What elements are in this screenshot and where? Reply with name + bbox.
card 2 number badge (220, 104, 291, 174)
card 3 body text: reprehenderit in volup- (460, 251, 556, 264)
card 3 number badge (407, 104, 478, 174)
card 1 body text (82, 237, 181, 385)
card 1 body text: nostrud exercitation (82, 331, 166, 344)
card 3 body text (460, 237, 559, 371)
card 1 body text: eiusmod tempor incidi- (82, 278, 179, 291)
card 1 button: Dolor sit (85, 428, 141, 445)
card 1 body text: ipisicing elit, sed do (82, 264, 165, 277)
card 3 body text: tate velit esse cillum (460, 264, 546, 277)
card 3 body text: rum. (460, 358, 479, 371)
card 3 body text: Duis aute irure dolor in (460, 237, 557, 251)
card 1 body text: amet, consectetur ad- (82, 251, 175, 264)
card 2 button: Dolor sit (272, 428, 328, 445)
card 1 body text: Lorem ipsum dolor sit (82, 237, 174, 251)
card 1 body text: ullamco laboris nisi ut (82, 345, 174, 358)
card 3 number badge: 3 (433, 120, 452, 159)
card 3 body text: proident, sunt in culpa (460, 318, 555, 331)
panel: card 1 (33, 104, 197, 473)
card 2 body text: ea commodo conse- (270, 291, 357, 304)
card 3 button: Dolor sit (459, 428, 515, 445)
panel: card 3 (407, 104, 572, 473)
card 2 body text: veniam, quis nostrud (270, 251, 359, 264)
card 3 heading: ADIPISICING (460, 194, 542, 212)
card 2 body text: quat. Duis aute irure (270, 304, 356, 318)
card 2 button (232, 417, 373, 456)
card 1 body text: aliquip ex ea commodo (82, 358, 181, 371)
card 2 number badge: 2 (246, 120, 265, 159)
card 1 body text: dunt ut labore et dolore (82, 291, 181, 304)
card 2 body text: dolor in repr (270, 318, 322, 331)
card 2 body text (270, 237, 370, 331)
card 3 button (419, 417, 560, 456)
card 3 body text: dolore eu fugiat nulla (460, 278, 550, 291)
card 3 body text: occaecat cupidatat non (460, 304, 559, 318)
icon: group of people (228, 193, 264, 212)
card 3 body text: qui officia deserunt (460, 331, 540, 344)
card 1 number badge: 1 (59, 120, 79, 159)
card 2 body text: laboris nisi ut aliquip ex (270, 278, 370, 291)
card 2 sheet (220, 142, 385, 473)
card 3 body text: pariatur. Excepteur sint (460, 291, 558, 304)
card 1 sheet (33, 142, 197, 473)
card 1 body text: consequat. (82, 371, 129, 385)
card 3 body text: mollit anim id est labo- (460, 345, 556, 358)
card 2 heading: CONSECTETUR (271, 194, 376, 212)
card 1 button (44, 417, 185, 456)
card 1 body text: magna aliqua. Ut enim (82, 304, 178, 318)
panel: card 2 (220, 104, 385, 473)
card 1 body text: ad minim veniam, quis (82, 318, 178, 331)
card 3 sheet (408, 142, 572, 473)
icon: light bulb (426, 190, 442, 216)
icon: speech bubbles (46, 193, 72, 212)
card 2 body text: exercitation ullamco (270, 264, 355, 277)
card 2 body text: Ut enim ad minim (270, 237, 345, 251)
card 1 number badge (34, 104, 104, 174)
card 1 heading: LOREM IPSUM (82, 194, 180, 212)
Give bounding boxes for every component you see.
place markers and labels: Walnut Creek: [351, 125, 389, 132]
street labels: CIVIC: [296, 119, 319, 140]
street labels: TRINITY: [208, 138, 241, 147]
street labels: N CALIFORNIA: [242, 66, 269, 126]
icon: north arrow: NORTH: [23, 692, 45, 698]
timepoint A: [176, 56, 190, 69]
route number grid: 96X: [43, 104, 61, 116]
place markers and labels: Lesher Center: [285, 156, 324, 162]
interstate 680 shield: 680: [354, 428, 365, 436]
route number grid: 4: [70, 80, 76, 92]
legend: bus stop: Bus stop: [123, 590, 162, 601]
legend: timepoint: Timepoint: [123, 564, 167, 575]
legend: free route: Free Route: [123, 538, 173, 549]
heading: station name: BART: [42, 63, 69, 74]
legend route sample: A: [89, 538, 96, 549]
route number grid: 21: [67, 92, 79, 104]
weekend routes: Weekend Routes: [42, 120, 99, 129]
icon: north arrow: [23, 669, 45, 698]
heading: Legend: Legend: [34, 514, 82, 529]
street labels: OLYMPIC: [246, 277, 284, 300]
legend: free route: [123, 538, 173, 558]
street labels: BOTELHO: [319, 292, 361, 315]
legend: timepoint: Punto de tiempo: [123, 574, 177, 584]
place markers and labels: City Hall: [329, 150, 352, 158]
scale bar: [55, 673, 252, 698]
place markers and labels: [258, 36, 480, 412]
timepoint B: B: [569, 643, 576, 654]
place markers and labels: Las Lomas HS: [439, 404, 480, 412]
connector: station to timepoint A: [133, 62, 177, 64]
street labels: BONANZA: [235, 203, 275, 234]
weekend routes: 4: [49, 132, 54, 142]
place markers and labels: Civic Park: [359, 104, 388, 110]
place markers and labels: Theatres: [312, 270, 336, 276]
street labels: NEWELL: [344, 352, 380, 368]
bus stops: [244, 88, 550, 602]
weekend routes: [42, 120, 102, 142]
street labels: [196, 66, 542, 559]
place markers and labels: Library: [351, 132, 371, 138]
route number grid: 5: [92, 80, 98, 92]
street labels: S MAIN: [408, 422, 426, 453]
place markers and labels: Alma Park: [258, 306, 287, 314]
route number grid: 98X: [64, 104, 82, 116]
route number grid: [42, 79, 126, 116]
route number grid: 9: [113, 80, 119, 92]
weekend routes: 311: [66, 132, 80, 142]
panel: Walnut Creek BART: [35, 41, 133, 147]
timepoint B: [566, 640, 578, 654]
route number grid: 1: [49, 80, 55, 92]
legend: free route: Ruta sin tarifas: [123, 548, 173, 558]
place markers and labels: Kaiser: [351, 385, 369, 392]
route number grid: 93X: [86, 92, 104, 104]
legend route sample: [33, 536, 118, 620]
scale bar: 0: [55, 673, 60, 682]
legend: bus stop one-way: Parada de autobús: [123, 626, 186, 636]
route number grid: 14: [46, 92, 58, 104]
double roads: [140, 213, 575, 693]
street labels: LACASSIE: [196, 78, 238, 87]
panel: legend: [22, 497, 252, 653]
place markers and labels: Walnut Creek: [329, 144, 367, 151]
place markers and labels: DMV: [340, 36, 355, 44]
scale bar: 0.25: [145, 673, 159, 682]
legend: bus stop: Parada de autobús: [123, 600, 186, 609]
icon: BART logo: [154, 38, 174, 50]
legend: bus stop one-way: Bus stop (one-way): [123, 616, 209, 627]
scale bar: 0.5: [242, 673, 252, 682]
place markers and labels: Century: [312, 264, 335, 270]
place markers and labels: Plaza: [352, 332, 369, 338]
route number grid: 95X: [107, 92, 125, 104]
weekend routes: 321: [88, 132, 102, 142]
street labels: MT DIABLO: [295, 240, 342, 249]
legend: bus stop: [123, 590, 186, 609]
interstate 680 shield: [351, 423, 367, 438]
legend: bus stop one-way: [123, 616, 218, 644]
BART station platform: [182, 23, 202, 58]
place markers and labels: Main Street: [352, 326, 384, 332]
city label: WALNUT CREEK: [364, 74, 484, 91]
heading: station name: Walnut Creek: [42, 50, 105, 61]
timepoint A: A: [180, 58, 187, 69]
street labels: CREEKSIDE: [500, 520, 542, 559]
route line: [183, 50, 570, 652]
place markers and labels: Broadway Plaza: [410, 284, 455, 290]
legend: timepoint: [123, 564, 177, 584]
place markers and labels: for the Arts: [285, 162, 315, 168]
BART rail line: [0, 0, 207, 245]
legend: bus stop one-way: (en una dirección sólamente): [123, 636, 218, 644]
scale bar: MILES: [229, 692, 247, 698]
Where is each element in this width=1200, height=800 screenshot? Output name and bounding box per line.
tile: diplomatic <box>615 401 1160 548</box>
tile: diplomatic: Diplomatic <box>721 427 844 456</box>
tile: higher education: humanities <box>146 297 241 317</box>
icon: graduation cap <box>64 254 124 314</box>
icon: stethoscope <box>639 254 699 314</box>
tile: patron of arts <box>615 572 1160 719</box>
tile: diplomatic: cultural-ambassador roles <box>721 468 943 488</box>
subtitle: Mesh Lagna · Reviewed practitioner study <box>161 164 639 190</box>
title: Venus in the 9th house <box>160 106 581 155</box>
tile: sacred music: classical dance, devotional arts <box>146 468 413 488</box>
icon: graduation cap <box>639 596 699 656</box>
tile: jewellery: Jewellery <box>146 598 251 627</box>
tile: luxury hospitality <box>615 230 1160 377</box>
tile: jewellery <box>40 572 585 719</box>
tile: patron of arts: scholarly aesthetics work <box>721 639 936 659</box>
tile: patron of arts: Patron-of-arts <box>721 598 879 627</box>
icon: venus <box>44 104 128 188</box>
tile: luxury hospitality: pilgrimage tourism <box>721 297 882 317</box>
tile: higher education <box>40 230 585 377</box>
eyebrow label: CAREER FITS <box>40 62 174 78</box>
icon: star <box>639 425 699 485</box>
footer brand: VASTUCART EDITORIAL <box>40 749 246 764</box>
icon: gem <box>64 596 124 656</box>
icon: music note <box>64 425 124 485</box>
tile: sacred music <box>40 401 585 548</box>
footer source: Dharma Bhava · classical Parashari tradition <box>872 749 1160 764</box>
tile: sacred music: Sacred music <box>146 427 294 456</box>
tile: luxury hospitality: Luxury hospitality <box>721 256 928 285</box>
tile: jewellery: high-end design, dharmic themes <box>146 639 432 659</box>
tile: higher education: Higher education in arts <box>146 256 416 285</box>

__What you need to do__. Recast the listing as a JSON list of strings, starting at its first line and ending at the line containing "card 1 body text: eiusmod", both included. Use one string per line and omit blank lines.

__Full answer__.
[
  "What elements are in this screenshot and where? Reply with name + bbox.",
  "card 2 number badge (220, 104, 291, 174)",
  "card 3 body text: reprehenderit in volup- (460, 251, 556, 264)",
  "card 3 number badge (407, 104, 478, 174)",
  "card 1 body text (82, 237, 181, 385)",
  "card 1 body text: nostrud exercitation (82, 331, 166, 344)",
  "card 3 body text (460, 237, 559, 371)",
  "card 1 body text: eiusmod tempor incidi- (82, 278, 179, 291)"
]